◆ EXERCISE PROMPT
Translate the sentence "Bears like berries, they go foraging for berries." from the passage about polar bears below into Spanish.

◆ EXCERPTED PASSAGE
======

They're uh they're like dating grizzlies, is it?
They're dating they're dating grizzly bears, and so you're getting uh you're getting um mutations of polar bears and grizzly bears, Pisley bears, I think, or whatever they're calling them.
And and and a uh no, no, no, not a black bear.
I have black bears in New Hampshire, and I would not advise any black bear to uh date a polar I don't want to get no no, now we're getting into the we're getting into the Ursign version of driving Miss Nancy, aren't we?
She Sheila Jackson Lee is saying I don't want mishegenation between polar bears and black bears.
I I guess no, we'll have a we'll have coffee colored, we'll have coffee-colored bears.
There'll be uh they'll be high there'll be high yallers or whatever they used to call them.
Like uh they'll be like uh like uh what you know, what's her name won the uh Oscar uh a couple of years ago uh and uh in uh if it was in the uh the Hallie Halliberry.
That's where we're gonna have Haliberry bears.
Bears like berries, they go foraging for berries.
Now they'll be these new bears will be foraging for Halliberry.
Okay.
Now I Yeah, we did take a while to get that.
It wasn't really worth it in the end.
I don't know.
I don't know.
I how do we where we anyway, the bears, the state of Alaska.
The state of Alaska.
Yeah, bears have well there's two points here.
Bears are bears uh polar bears have got dissatisfied with the polar bear dating scene.
So they're dating grizzlies.
And uh and the uh and the environmental crowd are mad about this.
Uh isn't this what isn't this what you scientific rationalist people like you know, not like us right-wing social conservatives uh uh speaking in tongues.
Isn't this what you guys call the theory of evolution?
Hmm?
Why are you attempting to interfere with the theory of evolution?
If a polar bear wants to date a grizzly bear, if he wants to date a New Hampshire black bear, if he wants to date Halle Berry, who cares?
It's uh it's uh why why attempt to get uh mixed up and insert uh what wants to have an effect government regulation.
I mean, this is actually segregation.
You couldn't do this.
This is what we used to do to people in the southern states of the United States.
They now want to do to the poor polar bear.
The polar bear might want to once uh wants to, you know, swing both ways and he's not allowed to.
Uh uh that's you don't want to interrupt uh you don't want to interrupt a polar bear if he gets too far along that process.
Anyway, the state of Alaska is now intend says it intends to sue the United States Fish and Wildlife Service because they've they've uh designated a hundred and eighty-seven thousand square miles of critical habitat in the Arctic to help the species recover.
And it includes, of course, as is the way of government, it includes this hundred and eighty-seven thousand square miles, includes areas that polar bears have never had any interest of being in.
There's never been any polar bears in this in this region.
There's no evidence that any polar bear wants to live in half these places, but they've now designated it as uh as essential to the polar bear habitat.
Again, uh again uh well, they've just said that this is like bear country.
It's like they could do it uh they could do it to the West Village here in uh New York City.
They could say uh they could say this is now a designated polar bear habitat.
So uh and there's no evidence the polar bears, even these ones who are interested in mating with other species, want to hang out in the West Village in New York.

======

◆ ENTRIES SUPPLIED
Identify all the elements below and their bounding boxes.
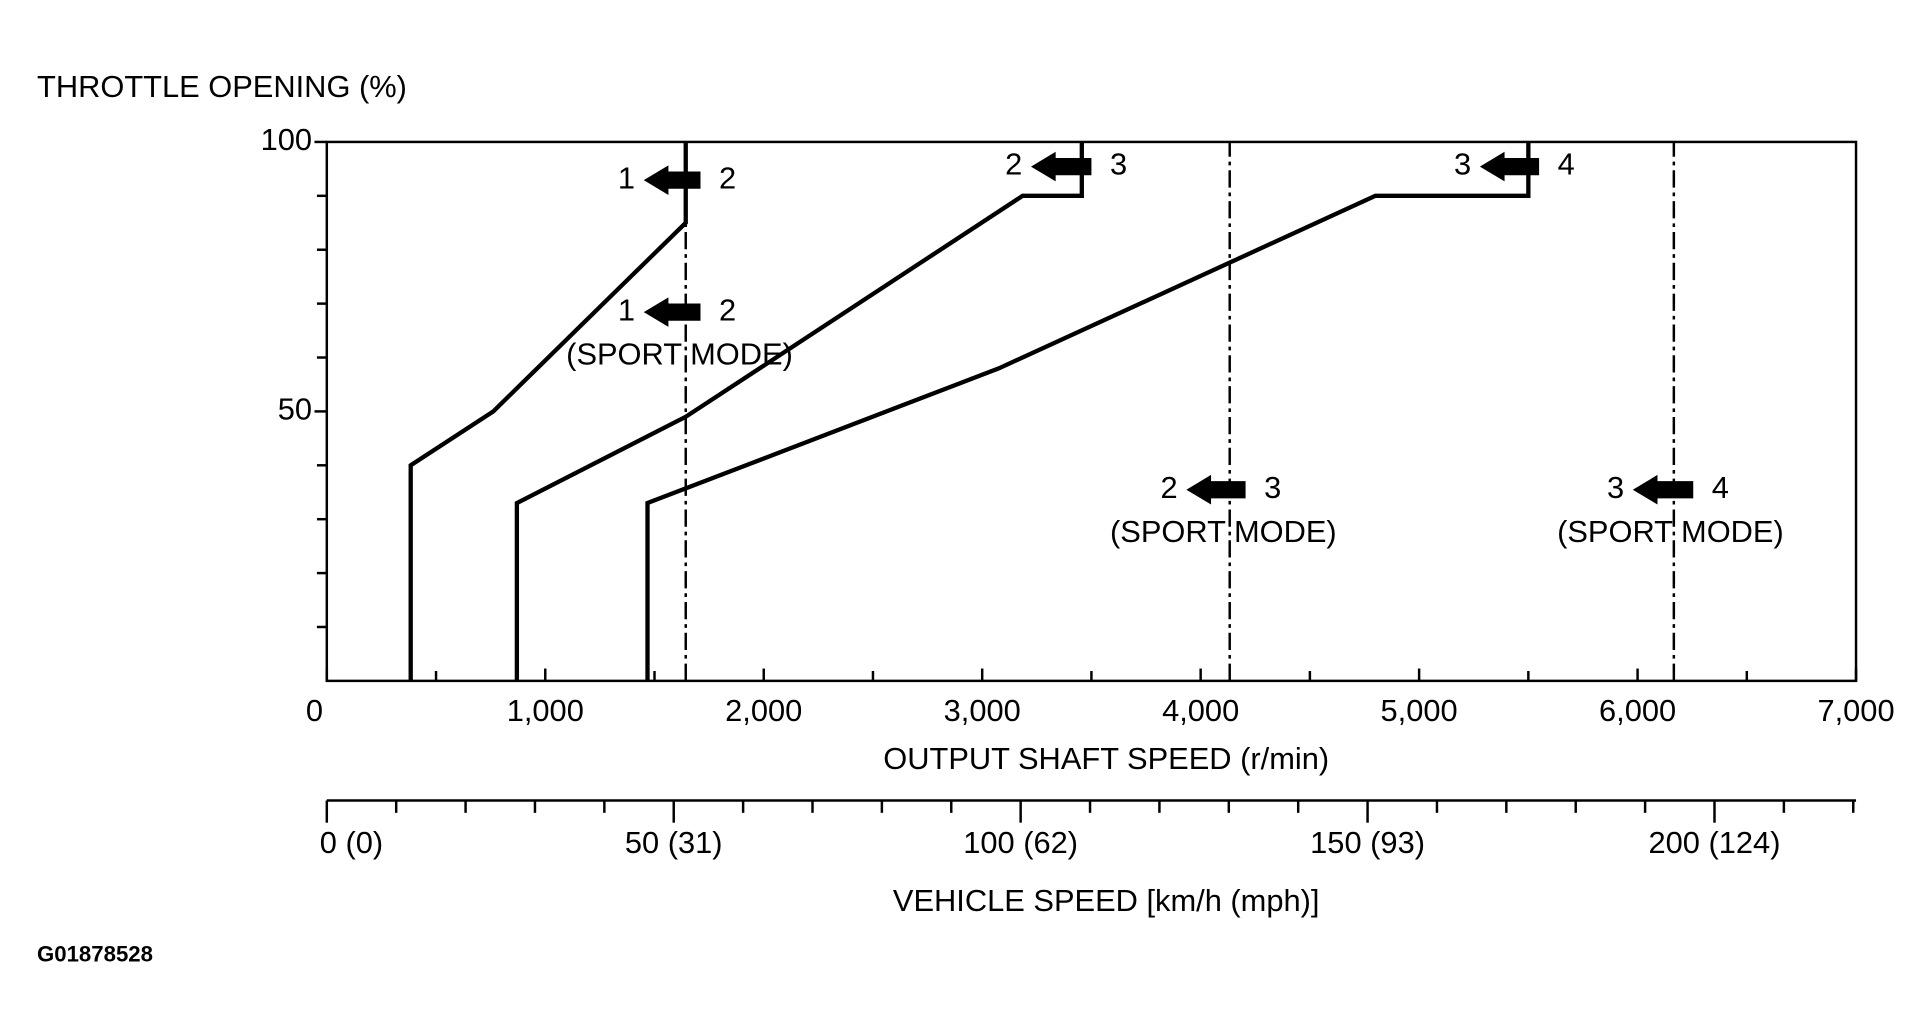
y-tick-label: 50 [278, 392, 312, 427]
shift-from: 2 [1005, 147, 1022, 182]
x-tick-label: 6,000 [1599, 693, 1676, 728]
x-tick-label: 0 [306, 693, 323, 728]
shift-from: 1 [618, 160, 635, 195]
shift-line [408, 141, 688, 681]
shift-note: (SPORT MODE) [1110, 514, 1337, 549]
y-tick-label: 100 [261, 122, 312, 157]
x2-tick-label: 50 (31) [625, 825, 723, 860]
shift-from: 2 [1161, 470, 1178, 505]
shift-arrow [643, 165, 701, 195]
x2-tick-label: 150 (93) [1310, 825, 1425, 860]
shift-arrow [1632, 474, 1694, 505]
y-axis-title: THROTTLE OPENING (%) [37, 69, 407, 104]
x-tick-label: 4,000 [1162, 693, 1239, 728]
shift-line [514, 141, 1084, 681]
x-tick-label: 2,000 [725, 693, 802, 728]
x-axis-title: OUTPUT SHAFT SPEED (r/min) [883, 741, 1329, 776]
shift-to: 3 [1110, 147, 1127, 182]
x2-tick-label: 100 (62) [963, 825, 1078, 860]
shift-to: 3 [1264, 470, 1281, 505]
shift-from: 3 [1454, 147, 1471, 182]
shift-to: 4 [1712, 470, 1729, 505]
shift-note: (SPORT MODE) [1557, 514, 1784, 549]
x2-tick-label: 200 (124) [1649, 825, 1781, 860]
figure-id: G01878528 [37, 942, 153, 967]
shift-to: 4 [1558, 147, 1575, 182]
x-tick-label: 3,000 [944, 693, 1021, 728]
x-tick-label: 1,000 [507, 693, 584, 728]
shift-to: 2 [719, 292, 736, 327]
shift-arrow [1479, 151, 1540, 182]
shift-note: (SPORT MODE) [566, 337, 793, 372]
shift-arrow [1030, 151, 1092, 182]
x-tick-label: 5,000 [1381, 693, 1458, 728]
shift-arrow [1186, 474, 1246, 505]
x-tick-label: 7,000 [1817, 693, 1894, 728]
shift-to: 2 [719, 160, 736, 195]
shift-arrow [643, 297, 701, 327]
shift-from: 3 [1607, 470, 1624, 505]
x2-tick-label: 0 (0) [320, 825, 383, 860]
x2-axis-title: VEHICLE SPEED [km/h (mph)] [893, 883, 1320, 918]
plot-frame [325, 140, 1858, 683]
shift-line [645, 141, 1531, 681]
shift-from: 1 [618, 292, 635, 327]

======

◆ EXERCISE RESPONSE
A los osos les gustan las bayas; salen en busca de bayas.